REQUIRED TASK - Locate the string "text" in the listing below. Copy every line where it is found.

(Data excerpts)
____

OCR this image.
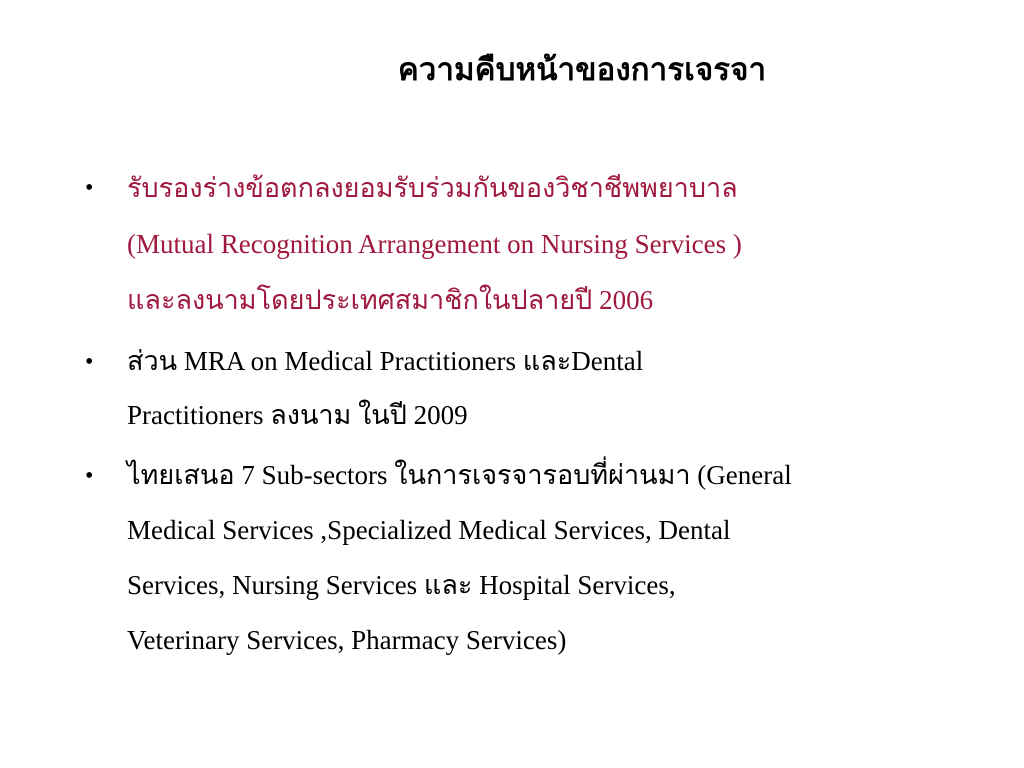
ความคืบหน้าของการเจรจา
• รับรองร่างข้อตกลงยอมรับร่วมกันของวิชาชีพพยาบาล
(Mutual Recognition Arrangement on Nursing Services )
และลงนามโดยประเทศสมาชิกในปลายปี 2006
• ส่วน MRA on Medical Practitioners และDental
Practitioners ลงนาม ในปี 2009
• ไทยเสนอ 7 Sub-sectors ในการเจรจารอบที่ผ่านมา (General
Medical Services ,Specialized Medical Services, Dental
Services, Nursing Services และ Hospital Services,
Veterinary Services, Pharmacy Services)
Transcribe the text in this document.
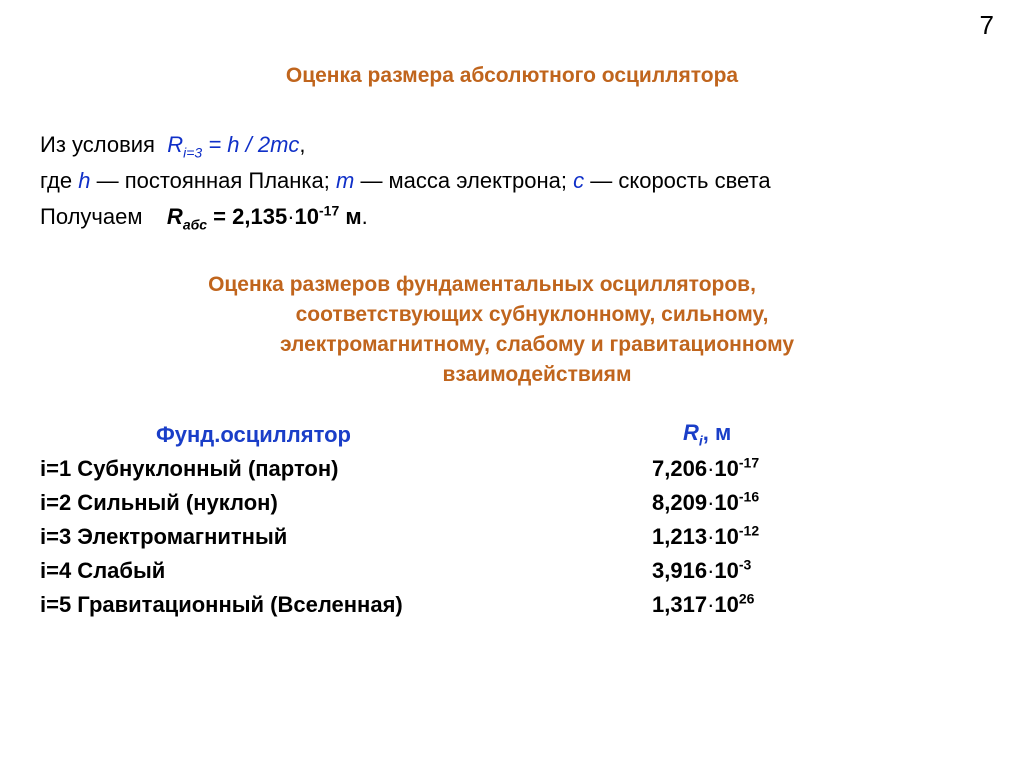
7
Оценка размера абсолютного осциллятора
Из условия $R_{i=3} = h / 2mc$,
где h — постоянная Планка; m — масса электрона; c — скорость света
Получаем $R_{абс} = 2,135\cdot 10^{-17}$ м.
Оценка размеров фундаментальных осцилляторов,
соответствующих субнуклонному, сильному,
электромагнитному, слабому и гравитационному
взаимодействиям
Фунд.осциллятор	$R_i$, м
i=1 Субнуклонный (партон)	$7,206\cdot 10^{-17}$
i=2 Сильный (нуклон)	$8,209\cdot 10^{-16}$
i=3 Электромагнитный	$1,213\cdot 10^{-12}$
i=4 Слабый	$3,916\cdot 10^{-3}$
i=5 Гравитационный (Вселенная)	$1,317\cdot 10^{26}$
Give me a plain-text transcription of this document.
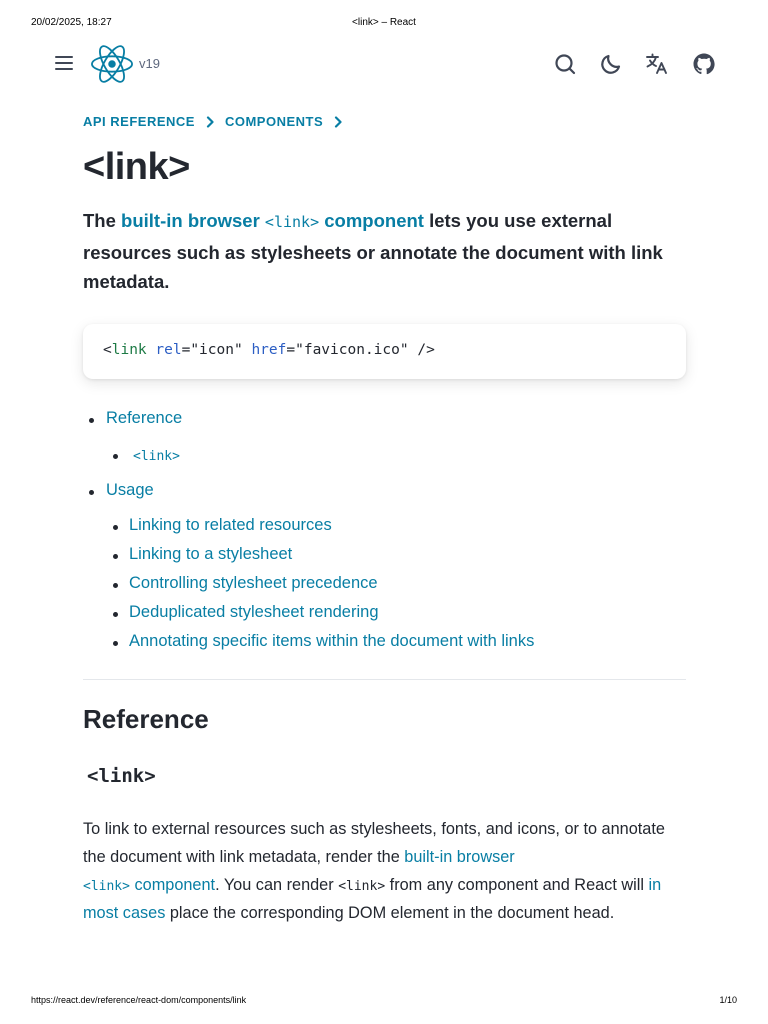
20/02/2025, 18:27	<link> – React
v19
API REFERENCE COMPONENTS
<link>

The built-in browser <link> component lets you use external resources such as stylesheets or annotate the document with link metadata.

<link rel="icon" href="favicon.ico" />
Reference
<link>
Usage
Linking to related resources
Linking to a stylesheet
Controlling stylesheet precedence
Deduplicated stylesheet rendering
Annotating specific items within the document with links
Reference
<link>

To link to external resources such as stylesheets, fonts, and icons, or to annotate the document with link metadata, render the built-in browser
<link> component. You can render <link> from any component and React will in most cases place the corresponding DOM element in the document head.

https://react.dev/reference/react-dom/components/link	1/10
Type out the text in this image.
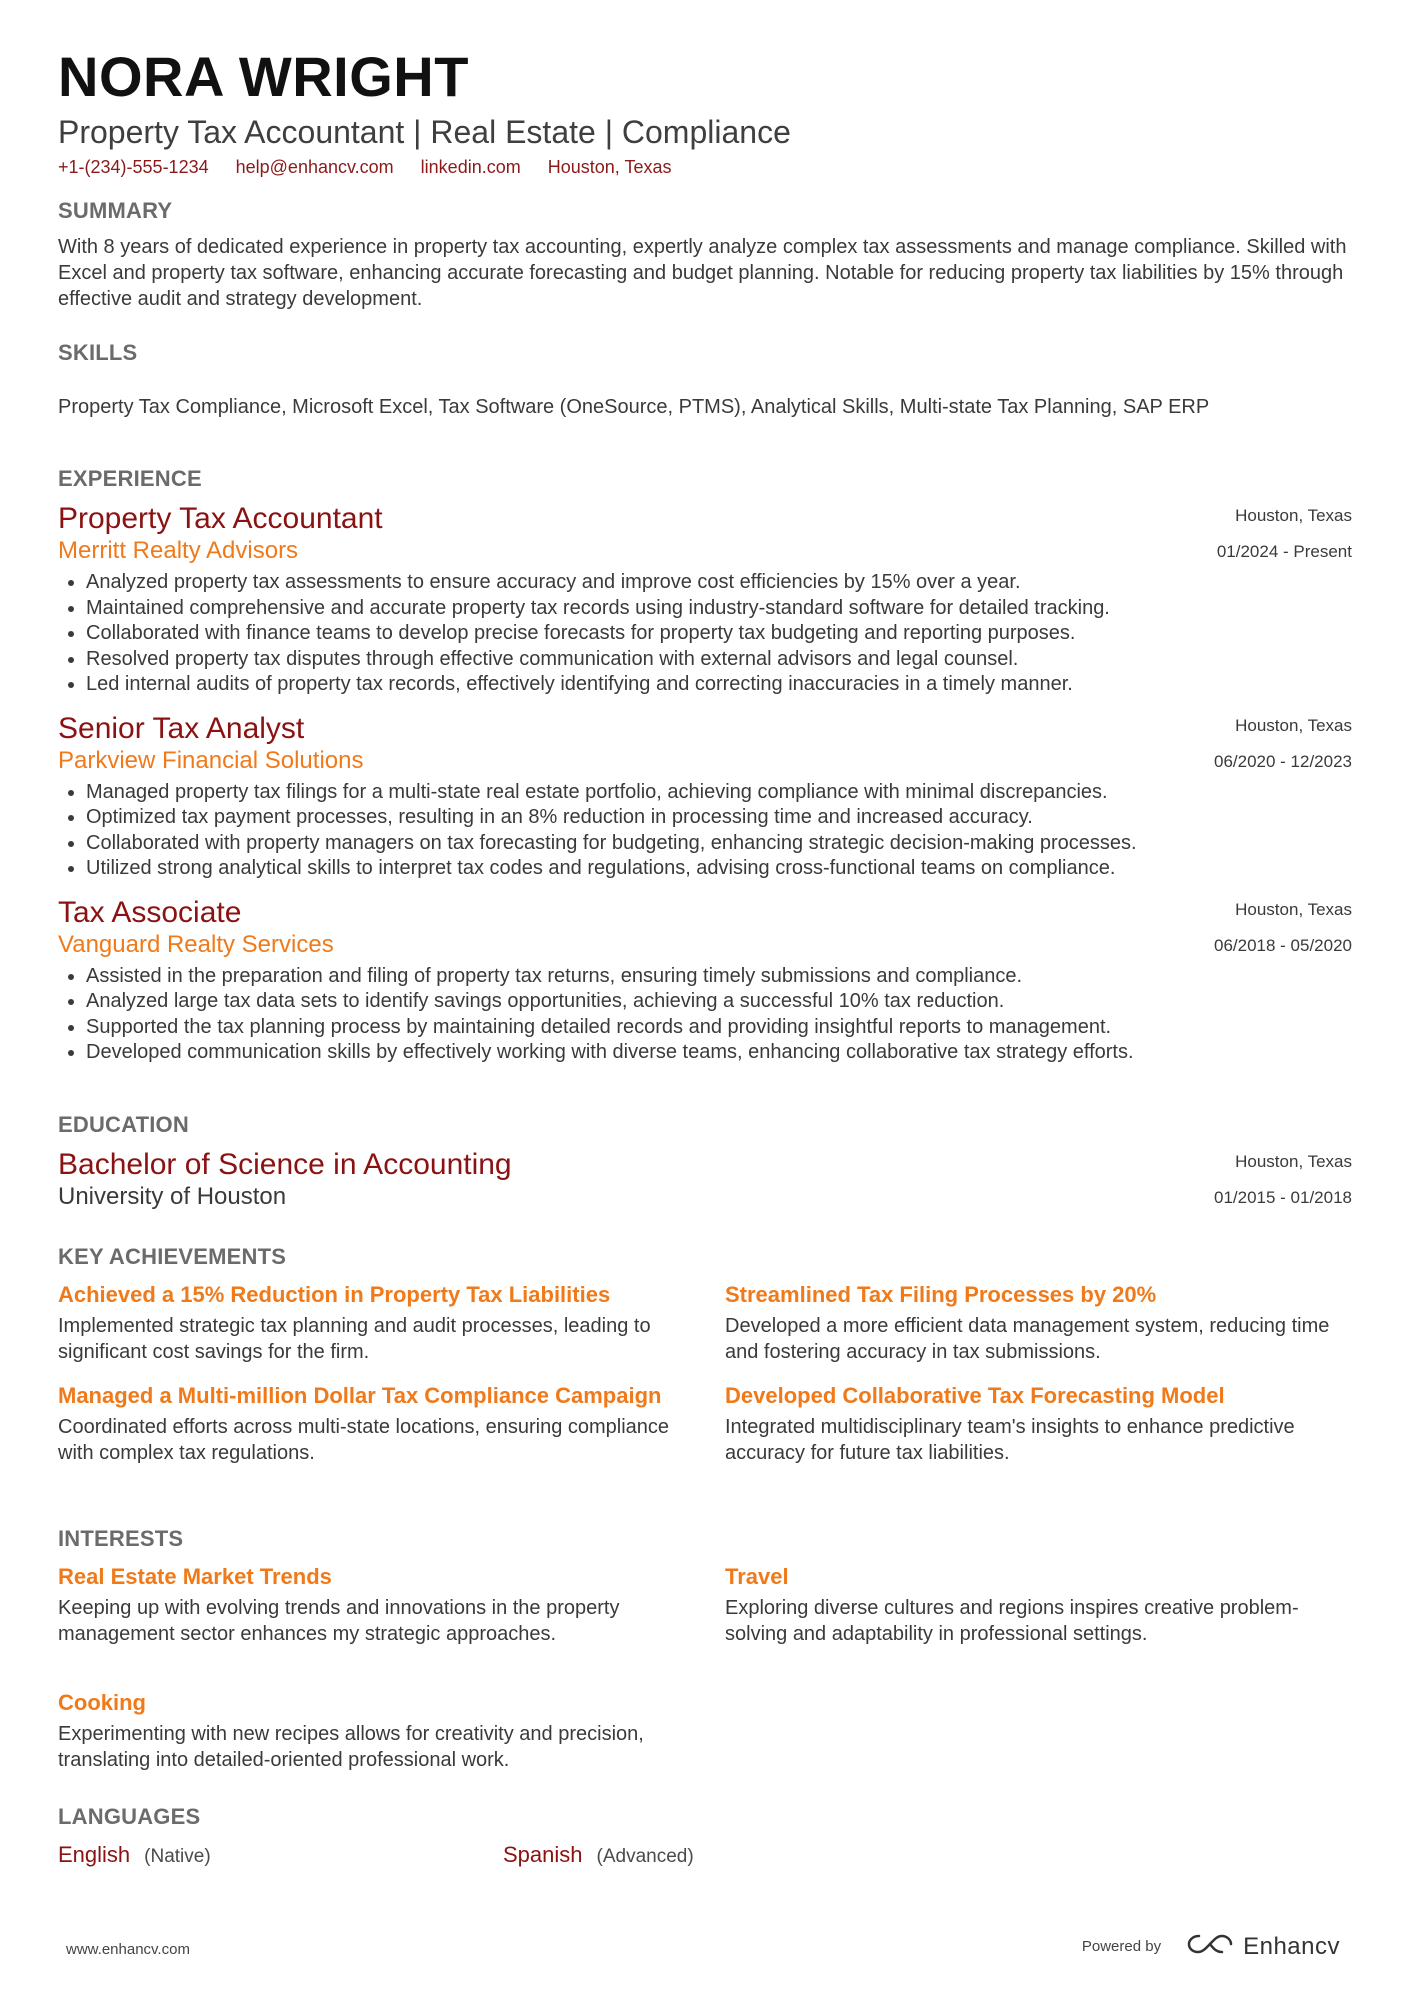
NORA WRIGHT
Property Tax Accountant | Real Estate | Compliance
+1-(234)-555-1234 help@enhancv.com linkedin.com Houston, Texas
SUMMARY
With 8 years of dedicated experience in property tax accounting, expertly analyze complex tax assessments and manage compliance. Skilled with Excel and property tax software, enhancing accurate forecasting and budget planning. Notable for reducing property tax liabilities by 15% through effective audit and strategy development.
SKILLS
Property Tax Compliance, Microsoft Excel, Tax Software (OneSource, PTMS), Analytical Skills, Multi-state Tax Planning, SAP ERP
EXPERIENCE
Houston, Texas
01/2024 - Present
Property Tax Accountant
Merritt Realty Advisors
• Analyzed property tax assessments to ensure accuracy and improve cost efficiencies by 15% over a year.
• Maintained comprehensive and accurate property tax records using industry-standard software for detailed tracking.
• Collaborated with finance teams to develop precise forecasts for property tax budgeting and reporting purposes.
• Resolved property tax disputes through effective communication with external advisors and legal counsel.
• Led internal audits of property tax records, effectively identifying and correcting inaccuracies in a timely manner.
Houston, Texas
06/2020 - 12/2023
Senior Tax Analyst
Parkview Financial Solutions
• Managed property tax filings for a multi-state real estate portfolio, achieving compliance with minimal discrepancies.
• Optimized tax payment processes, resulting in an 8% reduction in processing time and increased accuracy.
• Collaborated with property managers on tax forecasting for budgeting, enhancing strategic decision-making processes.
• Utilized strong analytical skills to interpret tax codes and regulations, advising cross-functional teams on compliance.
Houston, Texas
06/2018 - 05/2020
Tax Associate
Vanguard Realty Services
• Assisted in the preparation and filing of property tax returns, ensuring timely submissions and compliance.
• Analyzed large tax data sets to identify savings opportunities, achieving a successful 10% tax reduction.
• Supported the tax planning process by maintaining detailed records and providing insightful reports to management.
• Developed communication skills by effectively working with diverse teams, enhancing collaborative tax strategy efforts.
EDUCATION
Houston, Texas
01/2015 - 01/2018
Bachelor of Science in Accounting
University of Houston
KEY ACHIEVEMENTS
Achieved a 15% Reduction in Property Tax Liabilities
Implemented strategic tax planning and audit processes, leading to significant cost savings for the firm.
Streamlined Tax Filing Processes by 20%
Developed a more efficient data management system, reducing time and fostering accuracy in tax submissions.
Managed a Multi-million Dollar Tax Compliance Campaign
Coordinated efforts across multi-state locations, ensuring compliance with complex tax regulations.
Developed Collaborative Tax Forecasting Model
Integrated multidisciplinary team's insights to enhance predictive accuracy for future tax liabilities.
INTERESTS
Real Estate Market Trends
Keeping up with evolving trends and innovations in the property management sector enhances my strategic approaches.
Travel
Exploring diverse cultures and regions inspires creative problem-solving and adaptability in professional settings.
Cooking
Experimenting with new recipes allows for creativity and precision, translating into detailed-oriented professional work.
LANGUAGES
English (Native)	Spanish (Advanced)
www.enhancv.com	Powered by	Enhancv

____

SOLUTION -
Transcribe the text in this document.
Give me a plain-text transcription of this document.
Type out the text in this image.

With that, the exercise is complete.